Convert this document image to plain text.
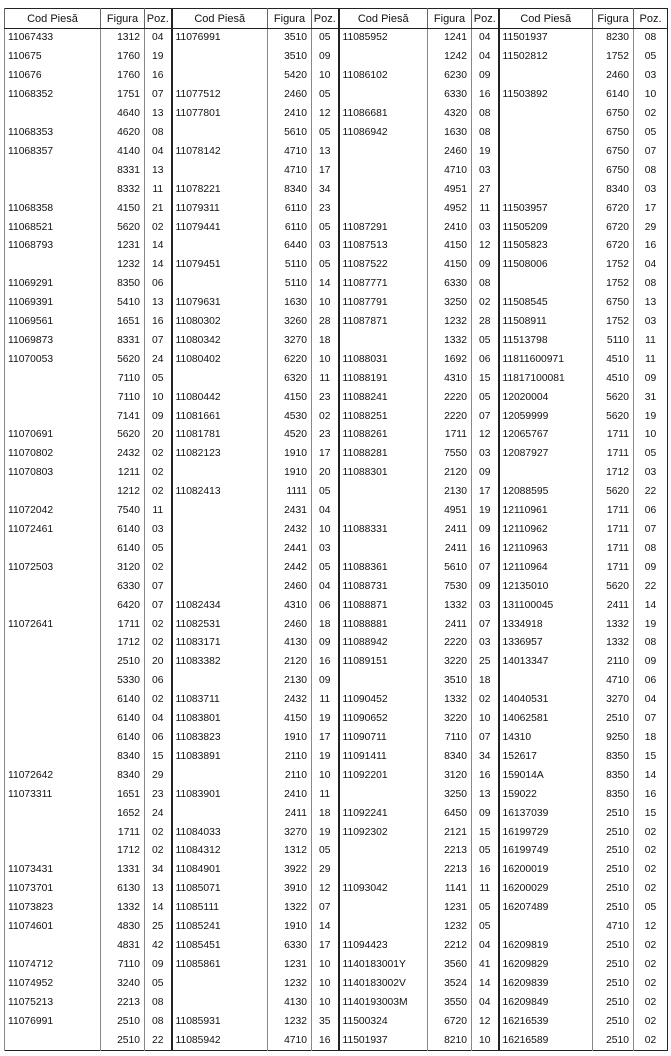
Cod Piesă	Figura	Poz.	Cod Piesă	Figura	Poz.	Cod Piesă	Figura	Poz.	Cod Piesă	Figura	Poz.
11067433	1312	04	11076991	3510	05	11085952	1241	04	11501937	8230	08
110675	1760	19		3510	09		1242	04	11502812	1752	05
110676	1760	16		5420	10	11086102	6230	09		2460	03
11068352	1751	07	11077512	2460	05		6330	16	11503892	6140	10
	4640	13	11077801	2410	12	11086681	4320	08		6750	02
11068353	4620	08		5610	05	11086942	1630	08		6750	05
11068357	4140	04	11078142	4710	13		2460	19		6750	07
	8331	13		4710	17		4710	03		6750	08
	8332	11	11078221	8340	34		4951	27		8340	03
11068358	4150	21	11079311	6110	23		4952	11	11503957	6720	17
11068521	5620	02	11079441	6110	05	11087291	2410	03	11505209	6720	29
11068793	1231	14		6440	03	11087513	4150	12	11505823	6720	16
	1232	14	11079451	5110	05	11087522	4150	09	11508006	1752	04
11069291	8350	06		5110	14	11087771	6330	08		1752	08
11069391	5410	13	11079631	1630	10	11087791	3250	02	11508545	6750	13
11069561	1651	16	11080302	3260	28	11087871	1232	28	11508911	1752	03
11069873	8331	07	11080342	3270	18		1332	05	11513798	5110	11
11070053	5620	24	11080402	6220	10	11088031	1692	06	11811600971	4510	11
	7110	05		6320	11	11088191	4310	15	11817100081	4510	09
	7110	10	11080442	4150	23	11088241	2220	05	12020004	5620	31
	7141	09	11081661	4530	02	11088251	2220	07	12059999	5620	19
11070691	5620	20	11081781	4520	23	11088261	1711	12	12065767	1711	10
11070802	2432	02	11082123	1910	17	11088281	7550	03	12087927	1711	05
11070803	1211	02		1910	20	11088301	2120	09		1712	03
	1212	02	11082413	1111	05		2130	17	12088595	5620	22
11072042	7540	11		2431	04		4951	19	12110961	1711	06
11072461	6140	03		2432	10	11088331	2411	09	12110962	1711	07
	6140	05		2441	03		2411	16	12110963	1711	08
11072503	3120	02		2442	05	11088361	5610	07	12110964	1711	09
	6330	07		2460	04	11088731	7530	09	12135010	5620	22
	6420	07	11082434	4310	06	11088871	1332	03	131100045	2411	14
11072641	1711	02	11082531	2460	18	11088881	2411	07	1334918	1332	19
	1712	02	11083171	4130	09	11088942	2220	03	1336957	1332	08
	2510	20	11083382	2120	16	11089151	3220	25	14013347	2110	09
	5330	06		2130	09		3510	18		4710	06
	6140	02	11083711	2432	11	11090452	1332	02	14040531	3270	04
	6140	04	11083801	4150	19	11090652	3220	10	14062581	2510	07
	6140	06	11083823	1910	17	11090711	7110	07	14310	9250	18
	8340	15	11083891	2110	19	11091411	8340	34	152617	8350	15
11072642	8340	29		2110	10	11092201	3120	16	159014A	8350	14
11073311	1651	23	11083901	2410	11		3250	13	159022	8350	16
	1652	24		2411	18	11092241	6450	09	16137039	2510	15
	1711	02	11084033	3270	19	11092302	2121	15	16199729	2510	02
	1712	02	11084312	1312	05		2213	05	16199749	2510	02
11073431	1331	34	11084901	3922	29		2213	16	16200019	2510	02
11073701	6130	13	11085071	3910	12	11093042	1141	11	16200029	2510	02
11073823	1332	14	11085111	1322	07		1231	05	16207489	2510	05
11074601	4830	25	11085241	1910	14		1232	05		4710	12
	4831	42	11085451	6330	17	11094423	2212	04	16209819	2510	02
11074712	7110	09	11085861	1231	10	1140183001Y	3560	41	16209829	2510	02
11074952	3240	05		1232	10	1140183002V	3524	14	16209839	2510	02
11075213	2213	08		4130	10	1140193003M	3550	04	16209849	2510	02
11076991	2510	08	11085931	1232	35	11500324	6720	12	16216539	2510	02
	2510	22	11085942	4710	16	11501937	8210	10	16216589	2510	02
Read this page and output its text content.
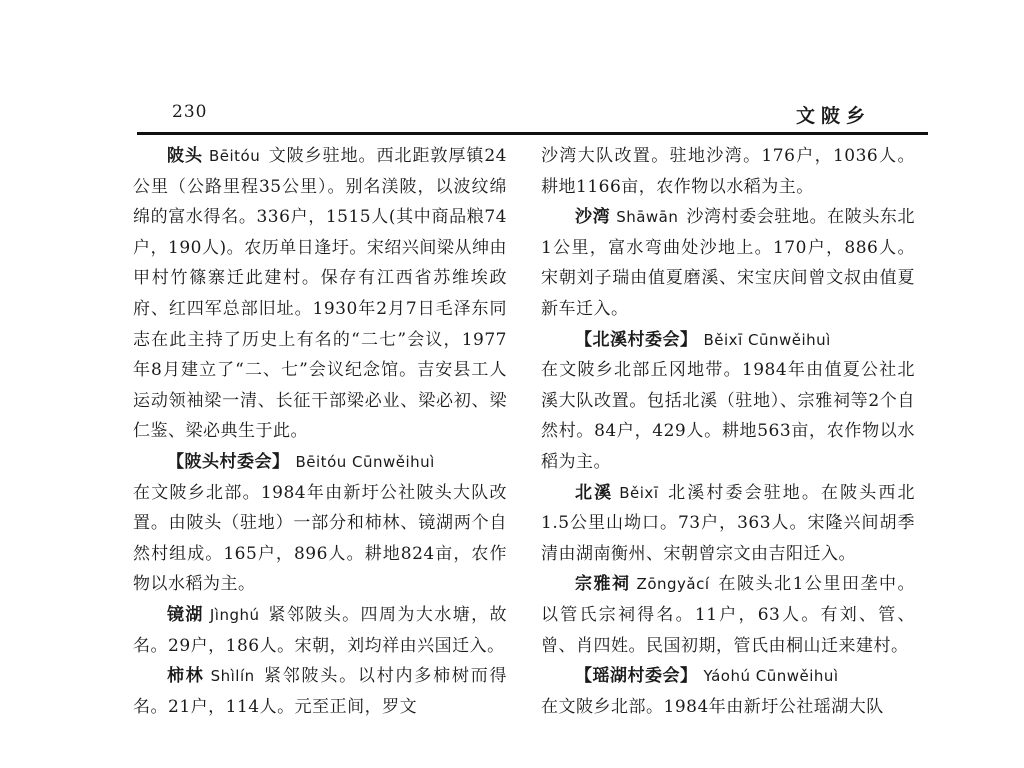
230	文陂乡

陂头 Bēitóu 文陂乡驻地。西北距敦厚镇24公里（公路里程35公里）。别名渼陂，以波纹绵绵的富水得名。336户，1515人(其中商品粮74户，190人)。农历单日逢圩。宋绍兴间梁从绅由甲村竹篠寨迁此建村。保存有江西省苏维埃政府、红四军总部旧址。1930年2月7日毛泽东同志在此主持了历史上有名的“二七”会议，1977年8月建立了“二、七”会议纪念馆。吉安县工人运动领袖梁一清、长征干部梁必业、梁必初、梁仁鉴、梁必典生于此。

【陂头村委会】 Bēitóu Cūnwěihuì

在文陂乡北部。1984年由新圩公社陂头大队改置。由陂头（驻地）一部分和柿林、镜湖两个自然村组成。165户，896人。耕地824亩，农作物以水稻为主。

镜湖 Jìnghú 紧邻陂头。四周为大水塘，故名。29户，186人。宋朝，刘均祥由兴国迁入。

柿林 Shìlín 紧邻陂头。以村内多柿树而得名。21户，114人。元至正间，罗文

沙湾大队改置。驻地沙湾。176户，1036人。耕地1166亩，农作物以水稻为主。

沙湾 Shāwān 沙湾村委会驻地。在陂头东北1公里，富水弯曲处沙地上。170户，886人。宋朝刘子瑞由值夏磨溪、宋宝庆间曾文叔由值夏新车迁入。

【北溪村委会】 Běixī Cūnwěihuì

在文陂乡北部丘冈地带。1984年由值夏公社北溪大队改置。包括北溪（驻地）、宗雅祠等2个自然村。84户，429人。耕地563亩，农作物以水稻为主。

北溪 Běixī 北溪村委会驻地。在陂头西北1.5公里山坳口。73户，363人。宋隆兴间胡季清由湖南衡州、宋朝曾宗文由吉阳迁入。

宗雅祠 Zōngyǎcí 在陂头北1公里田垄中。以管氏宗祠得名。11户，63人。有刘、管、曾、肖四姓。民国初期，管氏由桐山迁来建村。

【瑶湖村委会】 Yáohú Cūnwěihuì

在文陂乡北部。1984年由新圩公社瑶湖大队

☆ ☆ ☆ ☆ ☆

> TASK
Copy each line from the data above that includes "农作物以水稻为主".

> RESULT OF THE TASK
在文陂乡北部。1984年由新圩公社陂头大队改置。由陂头（驻地）一部分和柿林、镜湖两个自然村组成。165户，896人。耕地824亩，农作物以水稻为主。
沙湾大队改置。驻地沙湾。176户，1036人。耕地1166亩，农作物以水稻为主。
在文陂乡北部丘冈地带。1984年由值夏公社北溪大队改置。包括北溪（驻地）、宗雅祠等2个自然村。84户，429人。耕地563亩，农作物以水稻为主。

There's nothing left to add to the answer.